_EXERCISE_
In the records below, find each line containing the word "percent" and copy it.
START PROVIDED DATA
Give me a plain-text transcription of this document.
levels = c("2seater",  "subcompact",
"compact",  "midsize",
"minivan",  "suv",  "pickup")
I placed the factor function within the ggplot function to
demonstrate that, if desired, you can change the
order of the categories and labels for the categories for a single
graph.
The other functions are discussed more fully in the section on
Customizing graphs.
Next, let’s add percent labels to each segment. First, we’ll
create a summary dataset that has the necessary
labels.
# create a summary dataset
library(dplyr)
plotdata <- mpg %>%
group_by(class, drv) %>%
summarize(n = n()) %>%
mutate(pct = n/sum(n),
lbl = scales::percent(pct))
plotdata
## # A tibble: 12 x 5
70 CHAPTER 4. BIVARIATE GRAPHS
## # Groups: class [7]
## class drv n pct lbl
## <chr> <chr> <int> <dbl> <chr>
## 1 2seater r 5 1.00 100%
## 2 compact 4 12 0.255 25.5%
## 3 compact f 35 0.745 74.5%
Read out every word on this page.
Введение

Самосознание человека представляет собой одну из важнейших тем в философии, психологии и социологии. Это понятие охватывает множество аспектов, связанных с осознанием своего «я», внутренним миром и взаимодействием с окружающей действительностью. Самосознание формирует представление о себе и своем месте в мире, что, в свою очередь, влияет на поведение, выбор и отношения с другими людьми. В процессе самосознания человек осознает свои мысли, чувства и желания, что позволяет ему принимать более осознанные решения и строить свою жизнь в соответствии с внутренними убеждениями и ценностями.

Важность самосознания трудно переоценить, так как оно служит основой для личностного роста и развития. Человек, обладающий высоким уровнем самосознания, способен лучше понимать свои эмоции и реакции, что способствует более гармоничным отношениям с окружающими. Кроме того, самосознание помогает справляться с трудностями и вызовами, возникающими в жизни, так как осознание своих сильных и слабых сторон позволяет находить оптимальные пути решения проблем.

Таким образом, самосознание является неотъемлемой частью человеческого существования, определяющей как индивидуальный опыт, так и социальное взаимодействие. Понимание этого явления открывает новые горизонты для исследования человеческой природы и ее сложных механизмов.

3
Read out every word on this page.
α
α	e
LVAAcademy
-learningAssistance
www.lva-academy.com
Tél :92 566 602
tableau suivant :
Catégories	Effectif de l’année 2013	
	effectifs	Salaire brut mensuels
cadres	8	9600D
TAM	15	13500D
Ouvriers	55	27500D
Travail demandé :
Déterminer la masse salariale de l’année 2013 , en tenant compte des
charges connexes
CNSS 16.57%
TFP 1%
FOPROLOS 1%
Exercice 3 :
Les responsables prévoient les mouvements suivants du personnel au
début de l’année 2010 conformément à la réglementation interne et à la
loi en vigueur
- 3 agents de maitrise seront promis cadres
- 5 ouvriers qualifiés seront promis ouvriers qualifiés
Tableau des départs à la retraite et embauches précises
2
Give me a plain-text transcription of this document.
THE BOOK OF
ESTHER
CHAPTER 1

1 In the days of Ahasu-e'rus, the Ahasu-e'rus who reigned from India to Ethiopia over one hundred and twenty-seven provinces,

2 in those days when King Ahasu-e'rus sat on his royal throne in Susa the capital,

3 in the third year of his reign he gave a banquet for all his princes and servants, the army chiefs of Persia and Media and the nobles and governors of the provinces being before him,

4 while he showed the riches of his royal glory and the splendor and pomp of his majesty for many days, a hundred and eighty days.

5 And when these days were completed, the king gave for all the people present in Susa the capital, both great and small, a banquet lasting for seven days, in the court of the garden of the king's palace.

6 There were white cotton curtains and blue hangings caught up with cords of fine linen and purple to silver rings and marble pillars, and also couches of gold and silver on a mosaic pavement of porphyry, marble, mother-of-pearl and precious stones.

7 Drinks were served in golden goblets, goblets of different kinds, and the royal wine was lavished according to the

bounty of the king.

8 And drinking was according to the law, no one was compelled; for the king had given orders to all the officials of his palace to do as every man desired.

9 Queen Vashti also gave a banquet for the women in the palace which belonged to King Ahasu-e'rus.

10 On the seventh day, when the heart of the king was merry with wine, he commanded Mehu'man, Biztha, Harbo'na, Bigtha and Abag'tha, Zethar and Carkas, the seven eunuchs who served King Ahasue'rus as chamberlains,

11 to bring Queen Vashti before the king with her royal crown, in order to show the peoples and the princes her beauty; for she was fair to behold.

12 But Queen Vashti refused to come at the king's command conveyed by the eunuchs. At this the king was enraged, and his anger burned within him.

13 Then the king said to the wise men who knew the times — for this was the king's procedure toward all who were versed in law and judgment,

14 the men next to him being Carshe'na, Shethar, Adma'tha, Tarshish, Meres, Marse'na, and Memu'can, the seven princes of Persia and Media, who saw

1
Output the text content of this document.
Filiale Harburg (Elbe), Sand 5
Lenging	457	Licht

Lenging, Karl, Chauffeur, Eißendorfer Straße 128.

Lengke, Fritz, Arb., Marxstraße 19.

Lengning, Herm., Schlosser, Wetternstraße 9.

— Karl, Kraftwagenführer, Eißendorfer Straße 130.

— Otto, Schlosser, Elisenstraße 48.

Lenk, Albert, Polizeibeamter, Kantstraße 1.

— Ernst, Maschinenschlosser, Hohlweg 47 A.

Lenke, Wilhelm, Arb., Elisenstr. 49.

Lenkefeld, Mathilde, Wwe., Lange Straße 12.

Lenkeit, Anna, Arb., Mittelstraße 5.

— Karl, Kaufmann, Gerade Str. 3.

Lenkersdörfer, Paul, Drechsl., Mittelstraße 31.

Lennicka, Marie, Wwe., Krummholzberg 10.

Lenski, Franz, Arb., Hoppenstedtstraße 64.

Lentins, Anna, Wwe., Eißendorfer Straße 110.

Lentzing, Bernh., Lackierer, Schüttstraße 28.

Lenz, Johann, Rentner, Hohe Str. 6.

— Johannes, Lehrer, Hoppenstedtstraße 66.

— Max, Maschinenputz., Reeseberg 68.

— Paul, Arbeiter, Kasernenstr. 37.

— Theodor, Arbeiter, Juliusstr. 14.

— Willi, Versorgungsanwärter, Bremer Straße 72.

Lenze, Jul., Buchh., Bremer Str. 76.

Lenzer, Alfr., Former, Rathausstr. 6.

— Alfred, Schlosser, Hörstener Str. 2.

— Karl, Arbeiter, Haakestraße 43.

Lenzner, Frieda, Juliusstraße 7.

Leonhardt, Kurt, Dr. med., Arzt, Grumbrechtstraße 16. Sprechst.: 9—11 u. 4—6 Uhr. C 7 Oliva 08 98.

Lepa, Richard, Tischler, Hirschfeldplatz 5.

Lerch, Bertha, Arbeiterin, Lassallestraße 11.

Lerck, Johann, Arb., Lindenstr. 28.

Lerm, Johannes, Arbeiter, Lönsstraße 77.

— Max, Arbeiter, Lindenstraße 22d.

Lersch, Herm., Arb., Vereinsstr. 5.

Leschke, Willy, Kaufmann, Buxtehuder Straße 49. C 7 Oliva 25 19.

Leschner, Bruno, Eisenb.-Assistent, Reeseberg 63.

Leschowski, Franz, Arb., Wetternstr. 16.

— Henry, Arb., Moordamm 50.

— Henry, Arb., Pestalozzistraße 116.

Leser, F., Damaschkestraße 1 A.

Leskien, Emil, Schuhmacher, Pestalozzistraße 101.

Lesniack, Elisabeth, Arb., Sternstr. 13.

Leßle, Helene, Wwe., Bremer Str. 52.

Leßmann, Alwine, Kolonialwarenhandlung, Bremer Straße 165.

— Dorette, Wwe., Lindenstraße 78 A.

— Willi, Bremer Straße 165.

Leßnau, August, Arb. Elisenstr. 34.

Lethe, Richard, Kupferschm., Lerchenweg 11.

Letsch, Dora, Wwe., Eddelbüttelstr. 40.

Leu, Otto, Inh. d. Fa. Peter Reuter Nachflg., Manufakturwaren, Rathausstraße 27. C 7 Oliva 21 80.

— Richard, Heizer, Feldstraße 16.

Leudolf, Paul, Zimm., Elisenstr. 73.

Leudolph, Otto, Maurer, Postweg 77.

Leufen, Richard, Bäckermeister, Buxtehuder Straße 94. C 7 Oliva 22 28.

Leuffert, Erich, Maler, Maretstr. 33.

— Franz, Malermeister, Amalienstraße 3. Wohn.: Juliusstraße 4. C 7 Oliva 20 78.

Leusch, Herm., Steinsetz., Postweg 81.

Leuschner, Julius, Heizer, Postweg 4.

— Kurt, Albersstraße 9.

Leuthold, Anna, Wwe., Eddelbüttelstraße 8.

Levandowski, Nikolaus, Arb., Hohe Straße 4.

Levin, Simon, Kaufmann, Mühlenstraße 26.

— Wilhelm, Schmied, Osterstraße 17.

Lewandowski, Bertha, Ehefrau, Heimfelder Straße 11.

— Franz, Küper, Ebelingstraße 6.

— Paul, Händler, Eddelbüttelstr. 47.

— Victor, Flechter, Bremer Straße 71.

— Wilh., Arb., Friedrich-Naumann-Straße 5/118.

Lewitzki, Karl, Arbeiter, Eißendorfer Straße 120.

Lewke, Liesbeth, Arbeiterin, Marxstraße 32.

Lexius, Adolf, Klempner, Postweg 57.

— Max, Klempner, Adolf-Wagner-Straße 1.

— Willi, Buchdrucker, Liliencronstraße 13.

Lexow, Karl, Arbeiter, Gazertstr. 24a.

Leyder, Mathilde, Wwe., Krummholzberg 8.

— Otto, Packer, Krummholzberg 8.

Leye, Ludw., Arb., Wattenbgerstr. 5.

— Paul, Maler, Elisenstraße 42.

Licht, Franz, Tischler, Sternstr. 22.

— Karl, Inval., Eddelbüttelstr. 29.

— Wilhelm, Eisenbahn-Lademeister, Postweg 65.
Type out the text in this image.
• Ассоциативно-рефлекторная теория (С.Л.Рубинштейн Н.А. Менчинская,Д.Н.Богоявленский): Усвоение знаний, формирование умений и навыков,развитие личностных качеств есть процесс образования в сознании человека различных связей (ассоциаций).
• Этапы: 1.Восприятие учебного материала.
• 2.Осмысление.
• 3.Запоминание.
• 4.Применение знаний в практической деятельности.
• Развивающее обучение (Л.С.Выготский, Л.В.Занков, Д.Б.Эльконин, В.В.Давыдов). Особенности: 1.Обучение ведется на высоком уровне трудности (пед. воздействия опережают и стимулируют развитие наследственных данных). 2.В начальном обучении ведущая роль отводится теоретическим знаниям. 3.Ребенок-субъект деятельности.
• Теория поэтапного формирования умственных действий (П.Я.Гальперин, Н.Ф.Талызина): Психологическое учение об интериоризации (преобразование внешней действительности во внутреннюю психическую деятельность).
END PROVIDED DATA
_WRITTEN SOLUTION_
Next, let’s add percent labels to each segment. First, we’ll
lbl = scales::percent(pct))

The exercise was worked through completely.